§ **Exercise goal**: Images are not part of the copy; transcribe all the data exactly.

§ **Items listed in a dataset**:
>>>>
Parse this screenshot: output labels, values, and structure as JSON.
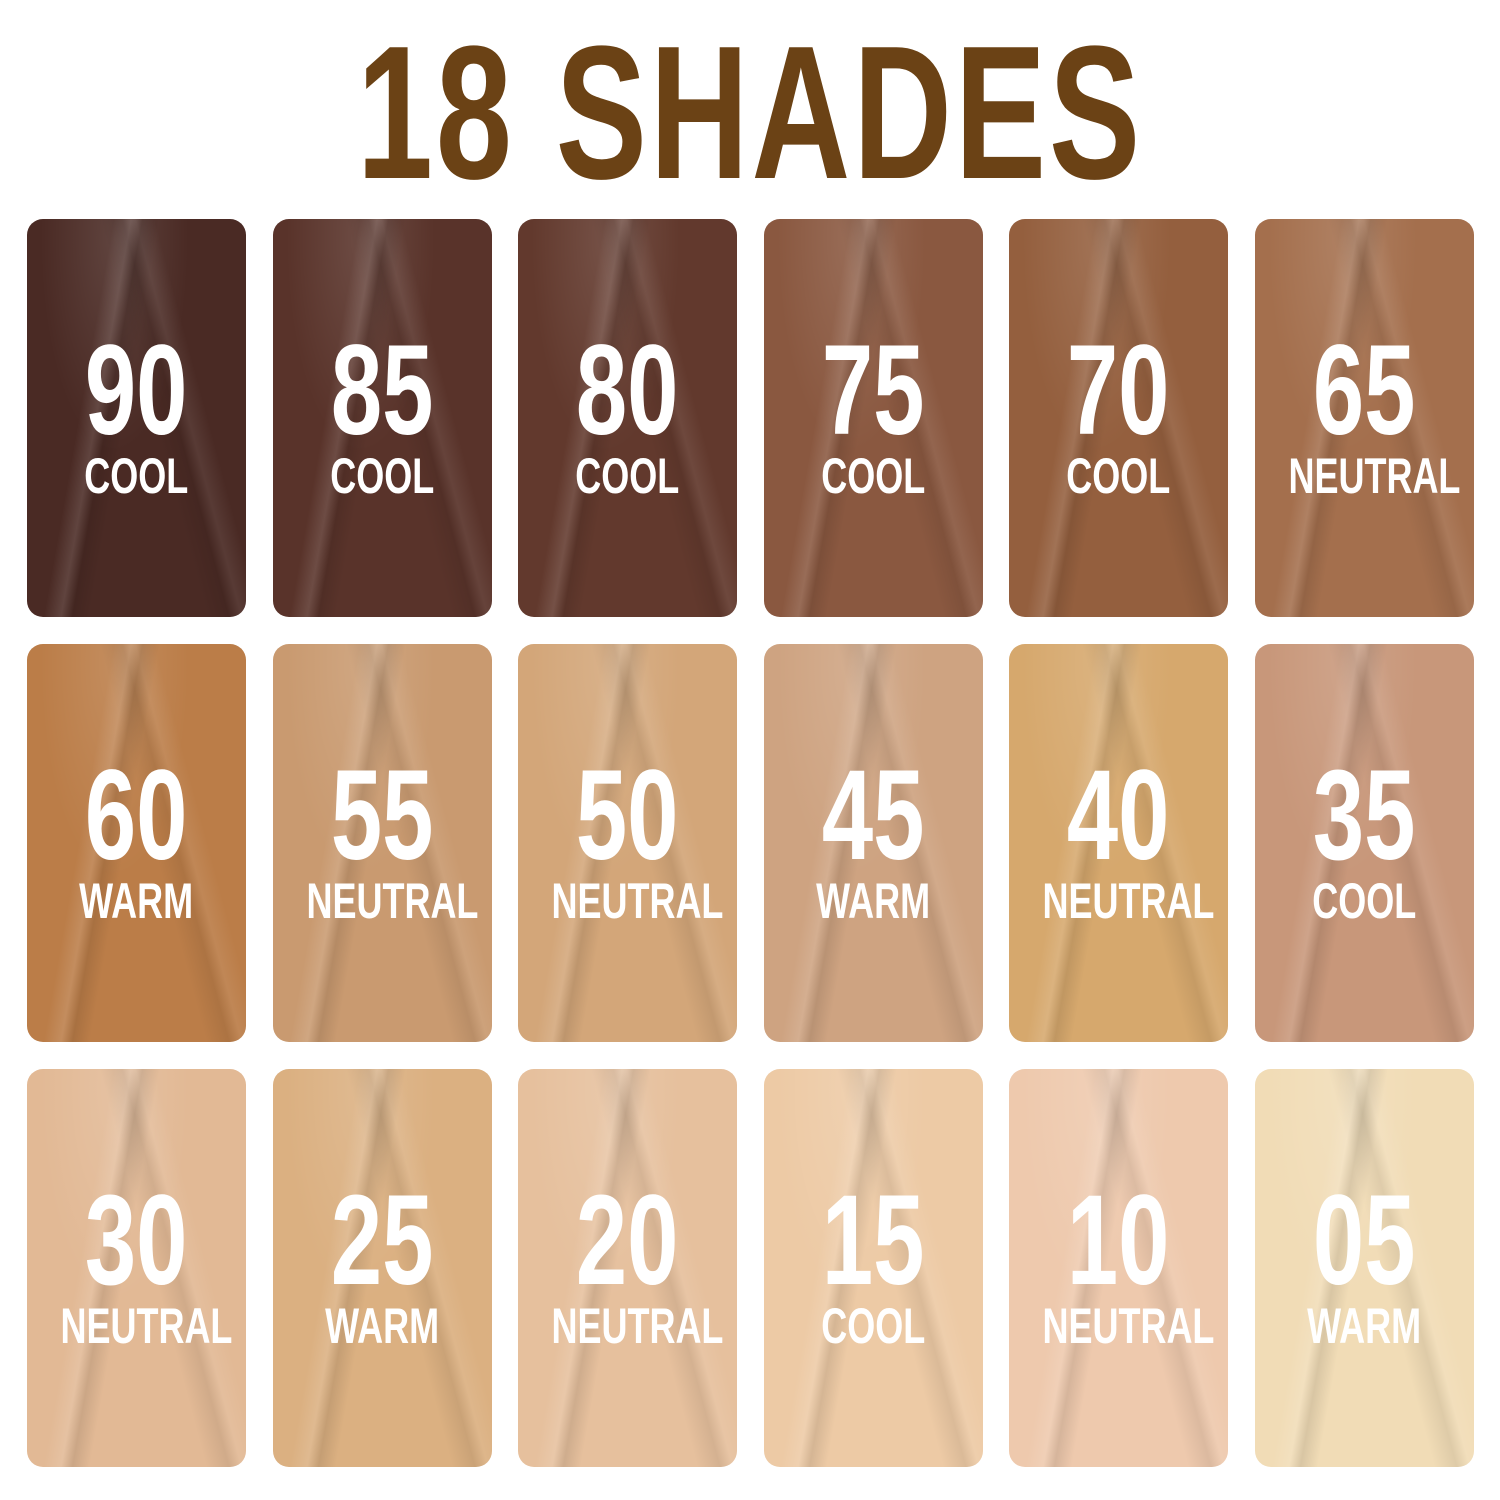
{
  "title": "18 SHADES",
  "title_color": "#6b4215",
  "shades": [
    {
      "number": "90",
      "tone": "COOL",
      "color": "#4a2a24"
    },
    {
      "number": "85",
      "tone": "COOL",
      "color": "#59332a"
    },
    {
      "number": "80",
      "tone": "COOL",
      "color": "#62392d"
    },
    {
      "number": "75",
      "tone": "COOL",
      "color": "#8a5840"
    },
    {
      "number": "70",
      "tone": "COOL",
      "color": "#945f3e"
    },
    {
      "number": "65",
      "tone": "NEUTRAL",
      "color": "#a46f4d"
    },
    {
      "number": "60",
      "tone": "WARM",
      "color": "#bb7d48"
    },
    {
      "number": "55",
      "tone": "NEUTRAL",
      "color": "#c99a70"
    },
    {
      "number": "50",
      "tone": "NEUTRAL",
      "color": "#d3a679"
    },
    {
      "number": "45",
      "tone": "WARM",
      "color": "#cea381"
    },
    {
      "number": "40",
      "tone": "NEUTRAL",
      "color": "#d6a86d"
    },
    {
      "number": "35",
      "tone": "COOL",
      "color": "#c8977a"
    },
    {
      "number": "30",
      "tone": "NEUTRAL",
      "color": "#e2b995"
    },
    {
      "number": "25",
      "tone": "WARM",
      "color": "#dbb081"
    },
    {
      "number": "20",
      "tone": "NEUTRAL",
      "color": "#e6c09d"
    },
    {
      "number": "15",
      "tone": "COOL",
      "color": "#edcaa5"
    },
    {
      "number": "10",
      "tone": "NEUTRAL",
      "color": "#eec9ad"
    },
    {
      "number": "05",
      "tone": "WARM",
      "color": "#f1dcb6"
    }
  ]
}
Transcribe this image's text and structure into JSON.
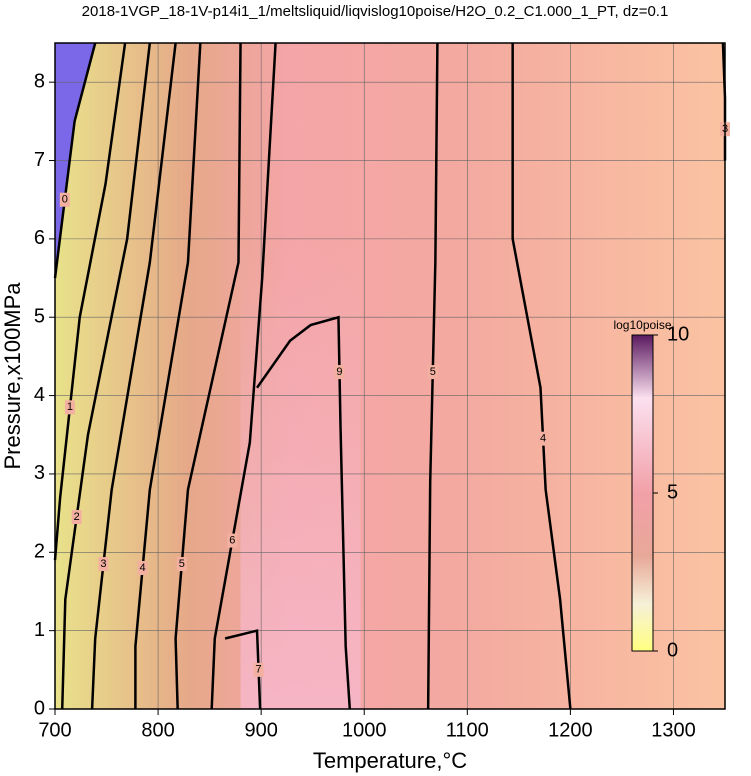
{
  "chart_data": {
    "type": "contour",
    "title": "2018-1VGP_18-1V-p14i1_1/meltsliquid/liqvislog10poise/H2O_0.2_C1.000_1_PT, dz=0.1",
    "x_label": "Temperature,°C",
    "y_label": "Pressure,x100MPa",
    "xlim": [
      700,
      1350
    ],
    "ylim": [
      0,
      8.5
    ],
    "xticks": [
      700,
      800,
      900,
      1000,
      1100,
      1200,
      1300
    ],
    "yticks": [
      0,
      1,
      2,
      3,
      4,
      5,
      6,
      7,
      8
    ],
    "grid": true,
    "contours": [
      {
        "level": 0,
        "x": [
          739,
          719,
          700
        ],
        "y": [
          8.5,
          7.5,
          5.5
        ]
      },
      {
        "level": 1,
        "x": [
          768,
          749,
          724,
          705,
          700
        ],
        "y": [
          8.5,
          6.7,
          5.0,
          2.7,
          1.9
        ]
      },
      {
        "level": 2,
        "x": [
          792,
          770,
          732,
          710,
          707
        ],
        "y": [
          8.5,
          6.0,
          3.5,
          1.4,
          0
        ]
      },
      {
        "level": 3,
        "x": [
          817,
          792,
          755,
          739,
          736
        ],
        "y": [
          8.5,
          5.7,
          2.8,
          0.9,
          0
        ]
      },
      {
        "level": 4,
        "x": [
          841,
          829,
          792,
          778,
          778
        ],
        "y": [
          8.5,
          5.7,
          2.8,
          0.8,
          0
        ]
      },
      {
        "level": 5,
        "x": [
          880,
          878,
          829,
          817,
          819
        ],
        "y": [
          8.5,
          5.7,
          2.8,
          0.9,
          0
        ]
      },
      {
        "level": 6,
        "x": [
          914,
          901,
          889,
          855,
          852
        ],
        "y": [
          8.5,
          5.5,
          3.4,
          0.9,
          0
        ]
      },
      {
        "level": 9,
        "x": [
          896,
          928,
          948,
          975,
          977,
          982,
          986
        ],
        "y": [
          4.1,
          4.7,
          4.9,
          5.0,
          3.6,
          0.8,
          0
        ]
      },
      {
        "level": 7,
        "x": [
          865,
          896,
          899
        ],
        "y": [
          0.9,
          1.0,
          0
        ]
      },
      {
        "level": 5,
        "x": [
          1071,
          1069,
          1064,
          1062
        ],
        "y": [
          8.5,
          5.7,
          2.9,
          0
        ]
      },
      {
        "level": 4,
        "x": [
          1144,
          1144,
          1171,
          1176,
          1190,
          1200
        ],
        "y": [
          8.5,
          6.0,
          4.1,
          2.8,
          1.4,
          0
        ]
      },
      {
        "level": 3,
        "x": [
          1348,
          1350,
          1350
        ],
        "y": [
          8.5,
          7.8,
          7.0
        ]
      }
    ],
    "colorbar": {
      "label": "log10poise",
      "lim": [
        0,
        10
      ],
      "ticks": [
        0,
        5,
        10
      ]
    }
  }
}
<<<<
§ **Exercise response**:
Parse this screenshot: output labels, values, and structure as JSON.
{
  "title": "18 SHADES",
  "title_color": "#6b4215",
  "shades": [
    {
      "number": "90",
      "tone": "COOL",
      "color": "#4a2a24"
    },
    {
      "number": "85",
      "tone": "COOL",
      "color": "#59332a"
    },
    {
      "number": "80",
      "tone": "COOL",
      "color": "#62392d"
    },
    {
      "number": "75",
      "tone": "COOL",
      "color": "#8a5840"
    },
    {
      "number": "70",
      "tone": "COOL",
      "color": "#945f3e"
    },
    {
      "number": "65",
      "tone": "NEUTRAL",
      "color": "#a46f4d"
    },
    {
      "number": "60",
      "tone": "WARM",
      "color": "#bb7d48"
    },
    {
      "number": "55",
      "tone": "NEUTRAL",
      "color": "#c99a70"
    },
    {
      "number": "50",
      "tone": "NEUTRAL",
      "color": "#d3a679"
    },
    {
      "number": "45",
      "tone": "WARM",
      "color": "#cea381"
    },
    {
      "number": "40",
      "tone": "NEUTRAL",
      "color": "#d6a86d"
    },
    {
      "number": "35",
      "tone": "COOL",
      "color": "#c8977a"
    },
    {
      "number": "30",
      "tone": "NEUTRAL",
      "color": "#e2b995"
    },
    {
      "number": "25",
      "tone": "WARM",
      "color": "#dbb081"
    },
    {
      "number": "20",
      "tone": "NEUTRAL",
      "color": "#e6c09d"
    },
    {
      "number": "15",
      "tone": "COOL",
      "color": "#edcaa5"
    },
    {
      "number": "10",
      "tone": "NEUTRAL",
      "color": "#eec9ad"
    },
    {
      "number": "05",
      "tone": "WARM",
      "color": "#f1dcb6"
    }
  ]
}
Transcribe this image's text and structure into JSON.
{
  "chart_data": {
    "type": "contour",
    "title": "2018-1VGP_18-1V-p14i1_1/meltsliquid/liqvislog10poise/H2O_0.2_C1.000_1_PT, dz=0.1",
    "x_label": "Temperature,°C",
    "y_label": "Pressure,x100MPa",
    "xlim": [
      700,
      1350
    ],
    "ylim": [
      0,
      8.5
    ],
    "xticks": [
      700,
      800,
      900,
      1000,
      1100,
      1200,
      1300
    ],
    "yticks": [
      0,
      1,
      2,
      3,
      4,
      5,
      6,
      7,
      8
    ],
    "grid": true,
    "contours": [
      {
        "level": 0,
        "x": [
          739,
          719,
          700
        ],
        "y": [
          8.5,
          7.5,
          5.5
        ]
      },
      {
        "level": 1,
        "x": [
          768,
          749,
          724,
          705,
          700
        ],
        "y": [
          8.5,
          6.7,
          5.0,
          2.7,
          1.9
        ]
      },
      {
        "level": 2,
        "x": [
          792,
          770,
          732,
          710,
          707
        ],
        "y": [
          8.5,
          6.0,
          3.5,
          1.4,
          0
        ]
      },
      {
        "level": 3,
        "x": [
          817,
          792,
          755,
          739,
          736
        ],
        "y": [
          8.5,
          5.7,
          2.8,
          0.9,
          0
        ]
      },
      {
        "level": 4,
        "x": [
          841,
          829,
          792,
          778,
          778
        ],
        "y": [
          8.5,
          5.7,
          2.8,
          0.8,
          0
        ]
      },
      {
        "level": 5,
        "x": [
          880,
          878,
          829,
          817,
          819
        ],
        "y": [
          8.5,
          5.7,
          2.8,
          0.9,
          0
        ]
      },
      {
        "level": 6,
        "x": [
          914,
          901,
          889,
          855,
          852
        ],
        "y": [
          8.5,
          5.5,
          3.4,
          0.9,
          0
        ]
      },
      {
        "level": 9,
        "x": [
          896,
          928,
          948,
          975,
          977,
          982,
          986
        ],
        "y": [
          4.1,
          4.7,
          4.9,
          5.0,
          3.6,
          0.8,
          0
        ]
      },
      {
        "level": 7,
        "x": [
          865,
          896,
          899
        ],
        "y": [
          0.9,
          1.0,
          0
        ]
      },
      {
        "level": 5,
        "x": [
          1071,
          1069,
          1064,
          1062
        ],
        "y": [
          8.5,
          5.7,
          2.9,
          0
        ]
      },
      {
        "level": 4,
        "x": [
          1144,
          1144,
          1171,
          1176,
          1190,
          1200
        ],
        "y": [
          8.5,
          6.0,
          4.1,
          2.8,
          1.4,
          0
        ]
      },
      {
        "level": 3,
        "x": [
          1348,
          1350,
          1350
        ],
        "y": [
          8.5,
          7.8,
          7.0
        ]
      }
    ],
    "colorbar": {
      "label": "log10poise",
      "lim": [
        0,
        10
      ],
      "ticks": [
        0,
        5,
        10
      ]
    }
  }
}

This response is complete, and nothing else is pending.